#### 抜粋
··········
まず、民主主義国家と全体主義国家とでは、民主主義国家の方がよい。
(今の日本⇔過去の日本、ナチスドイツ、北朝鮮)。

両者の違いは何かというと、「個人の自由」を尊重するか否かである。
これも共通認識といってよいだろう。

問題は、「個人の自由」と「国家の権能」のバランスにある。
「国家の権能」を極大化すると「ファシズム」に行き着く。
「個人の自由」を極大化すると「アナーキー」に行き着く。
この極論の印象操作の中間のどこかに、着地点があるのかもしれない。

私が言いたいのは、「まず国家ありき」ではなく、「個人があって国家を作る」という考え方だ。それが市民革命以降形成されてきた「近代民主主義」の原理である。
生まれながらに自由な人間が、相互の利害を調整するために国家を作ったのだから、国家の本来的目的は、基本的人権の尊重にある。国家の権能はそのために使われるのであり、それ以上個人の領域に踏み込むことは制限されなければならない。それを超えると全体主義に陥るし、調整機能を発揮できなければ無政府状態に陥る。自由権の成立を「国家からの自由」と称し、「人権とは前国家的権利である」と称する所以である。

この前提から、次の具体的な争点が問われていく。

> 伴奏者は公務員ですが、伴奏は職務であり、その職務上思想良心の自由が一定の範囲で制限されるという事だけです。

貴殿の主張を整理すると、次のようになるだろうか。
①君が代指導は職務である(学習指導要領)、
②公務員は職務命令に拝命義務がある(地方公務員法)、
③それが思想良心に触れても、服従しなければならない(ここが問題)

これに対し、私は次のように考える。
①君が代強制は自由権の侵害である。(憲法)
··········
#### レイアウトデータセットの項目
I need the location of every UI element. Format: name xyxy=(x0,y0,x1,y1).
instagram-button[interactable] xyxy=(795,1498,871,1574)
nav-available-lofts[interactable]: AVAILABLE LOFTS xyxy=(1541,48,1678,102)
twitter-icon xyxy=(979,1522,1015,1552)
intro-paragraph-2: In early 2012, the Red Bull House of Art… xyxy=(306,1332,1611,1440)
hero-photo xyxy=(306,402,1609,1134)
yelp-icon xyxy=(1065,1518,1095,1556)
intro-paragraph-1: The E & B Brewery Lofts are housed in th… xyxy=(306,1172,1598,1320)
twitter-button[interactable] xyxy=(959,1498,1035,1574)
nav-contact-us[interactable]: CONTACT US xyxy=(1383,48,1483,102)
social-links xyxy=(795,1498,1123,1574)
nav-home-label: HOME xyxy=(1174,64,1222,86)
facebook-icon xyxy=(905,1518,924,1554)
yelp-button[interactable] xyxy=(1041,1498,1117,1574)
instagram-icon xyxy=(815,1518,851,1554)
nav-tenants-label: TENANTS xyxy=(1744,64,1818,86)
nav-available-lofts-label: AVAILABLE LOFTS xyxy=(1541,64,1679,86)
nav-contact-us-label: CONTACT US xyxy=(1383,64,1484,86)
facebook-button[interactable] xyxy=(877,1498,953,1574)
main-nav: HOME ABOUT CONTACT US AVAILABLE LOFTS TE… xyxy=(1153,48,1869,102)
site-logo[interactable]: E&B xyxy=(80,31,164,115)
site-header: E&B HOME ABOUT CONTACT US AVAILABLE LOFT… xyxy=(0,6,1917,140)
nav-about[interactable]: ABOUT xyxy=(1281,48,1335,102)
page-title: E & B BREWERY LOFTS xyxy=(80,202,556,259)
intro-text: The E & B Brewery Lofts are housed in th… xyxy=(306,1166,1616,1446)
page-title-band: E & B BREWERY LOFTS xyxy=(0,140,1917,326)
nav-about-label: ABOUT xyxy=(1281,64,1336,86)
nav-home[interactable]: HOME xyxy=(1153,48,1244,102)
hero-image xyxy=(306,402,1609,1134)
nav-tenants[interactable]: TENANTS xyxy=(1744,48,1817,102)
··········
#### 作業指示
- A) 本文について、次の問いに答えなさい。
(i) 民主主義国家と全体主義国家の違いは、何を尊重するか否かにあるとされているか。
(ii) 「国家の権能」を極大化すると、何に行き着くとされているか。
(iii) 国家の本来的目的は何にあるとされているか。
- B) 本文の「この極論の印象操作の中間のどこかに、着地点があるのかもしれない。」から「貴殿の主張を整理すると、次のようになるだろうか。」までの部分を、一字も変えずに書き写しなさい。
記録は参照しなくてよい。

#### 解答例
- A)
(i) 「個人の自由」
(ii) 「ファシズム」
(iii) 基本的人権の尊重

- B)
この極論の印象操作の中間のどこかに、着地点があるのかもしれない。

私が言いたいのは、「まず国家ありき」ではなく、「個人があって国家を作る」という考え方だ。それが市民革命以降形成されてきた「近代民主主義」の原理である。
生まれながらに自由な人間が、相互の利害を調整するために国家を作ったのだから、国家の本来的目的は、基本的人権の尊重にある。国家の権能はそのために使われるのであり、それ以上個人の領域に踏み込むことは制限されなければならない。それを超えると全体主義に陥るし、調整機能を発揮できなければ無政府状態に陥る。自由権の成立を「国家からの自由」と称し、「人権とは前国家的権利である」と称する所以である。

この前提から、次の具体的な争点が問われていく。

> 伴奏者は公務員ですが、伴奏は職務であり、その職務上思想良心の自由が一定の範囲で制限されるという事だけです。

貴殿の主張を整理すると、次のようになるだろうか。